* **Stated goal**: Copy every line of the records below that holds the word "菜单中的".

* **Collected data entries**:
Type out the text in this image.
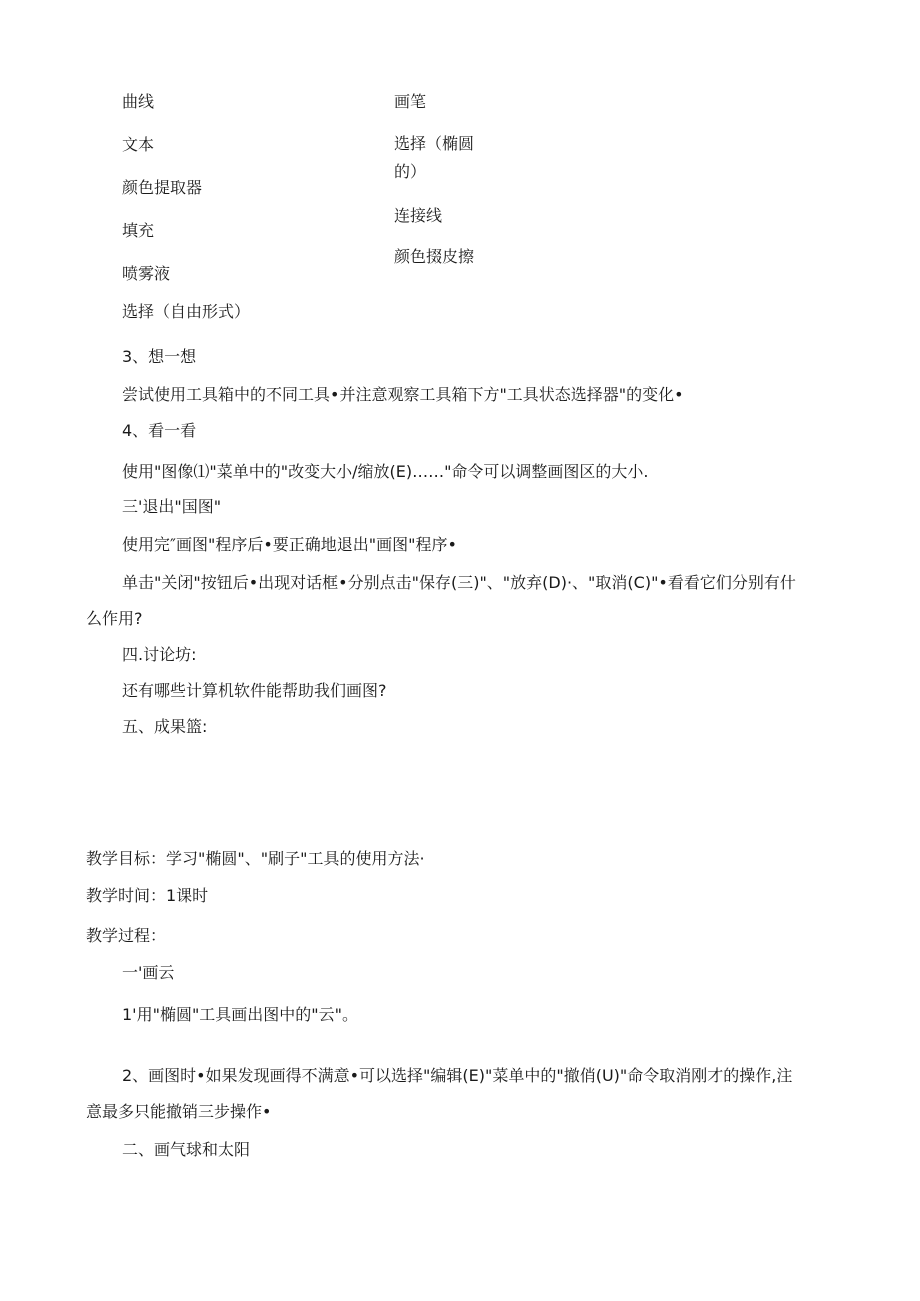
曲线
文本
颜色提取器
填充
喷雾液
选择（自由形式）
画笔
选择（椭圆
的）
连接线
颜色掇皮擦
3、想一想
尝试使用工具箱中的不同工具•并注意观察工具箱下方"工具状态选择器"的变化•
4、看一看
使用"图像⑴"菜单中的"改变大小/缩放(E)……"命令可以调整画图区的大小.
三'退出"国图"
使用完″画图"程序后•要正确地退出"画图"程序•
单击"关闭"按钮后•出现对话框•分别点击"保存(三)"、"放弃(D)·、"取消(C)"•看看它们分别有什
么作用?
四.讨论坊:
还有哪些计算机软件能帮助我们画图?
五、成果篮:
教学目标：学习"椭圆"、"刷子"工具的使用方法·
教学时间：1课时
教学过程：
一'画云
1'用"椭圆"工具画出图中的"云"。
2、画图时•如果发现画得不满意•可以选择"编辑(E)"菜单中的"撤俏(U)"命令取消刚才的操作,注
意最多只能撤销三步操作•
二、画气球和太阳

* **Task response**:
使用"图像⑴"菜单中的"改变大小/缩放(E)……"命令可以调整画图区的大小.
2、画图时•如果发现画得不满意•可以选择"编辑(E)"菜单中的"撤俏(U)"命令取消刚才的操作,注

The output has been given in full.